FRAGMENTO PARA LEER -
⁂
Hace algunos meses hablamos en esta sección de Op Art y de él hemos de partir, en buena medida, al estudiar el arte cinético: muchos artistas ópticos evolucionaron a las opciones cinético-lumínicas buscando lograr una mayor percepción de movimiento real y, a su vez, muchas obras cinéticas pueden considerarse ópticas, porque sus movimientos producen numerosos efectos de ese tipo.
Los primeros en hablar de cinetismo en el arte fueron Gabo y Pevsner, en su Manifiesto Realista de 1920. En 1922, Moholy-Nagy y Kemeny, en su Sistema de fuerzas dinámicas constructivas, emplearon el término dinámico para referirse a la mayor parte de los fenómenos ligados al movimiento; Duchamp se refirió a las obras de Calder como móviles y Pesánek consideró cinéticos sus trabajos y escribió en 1941 un libro titulado, precisamente, El cinetismo.
El término se afianzaría desde los cincuenta, sobre todo a partir de la muestra “El movimiento” en la Galería Denise René de París, primera de una amplia serie de exposiciones internacionales; además, la Documenta de Kassel de 1964 y la Bienal de Venecia de 1966 consolidaron esta corriente.
⁂
MATERIAL -

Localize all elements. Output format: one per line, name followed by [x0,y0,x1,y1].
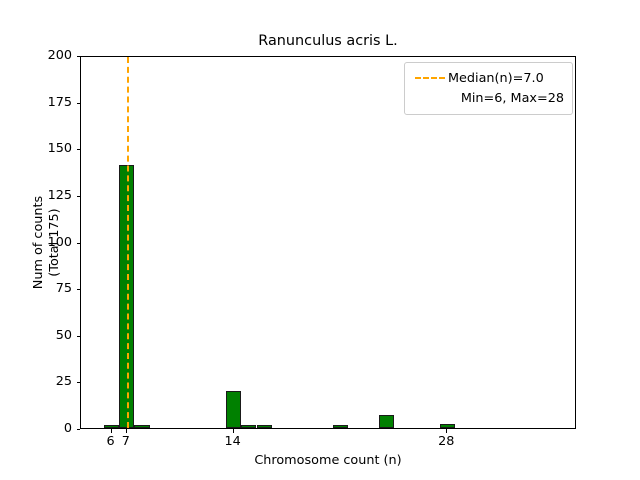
⁂
INSTRUCCIONES -
**a)** Enumera todos los años escritos con cifras que aparecen en el fragmento sobre el arte cinético.
**b)** Cita del fragmento sobre el arte cinético el pasaje que arranca en las palabras "Hace algunos meses" y termina después de "de ese tipo.".
No hace falta recurrir al listado.

RESPUESTAS -
**a)** 1920, 1922, 1941, 1964, 1966

**b)**
Hace algunos meses hablamos en esta sección de Op Art y de él hemos de partir, en buena medida, al estudiar el arte cinético: muchos artistas ópticos evolucionaron a las opciones cinético-lumínicas buscando lograr una mayor percepción de movimiento real y, a su vez, muchas obras cinéticas pueden considerarse ópticas, porque sus movimientos producen numerosos efectos de ese tipo.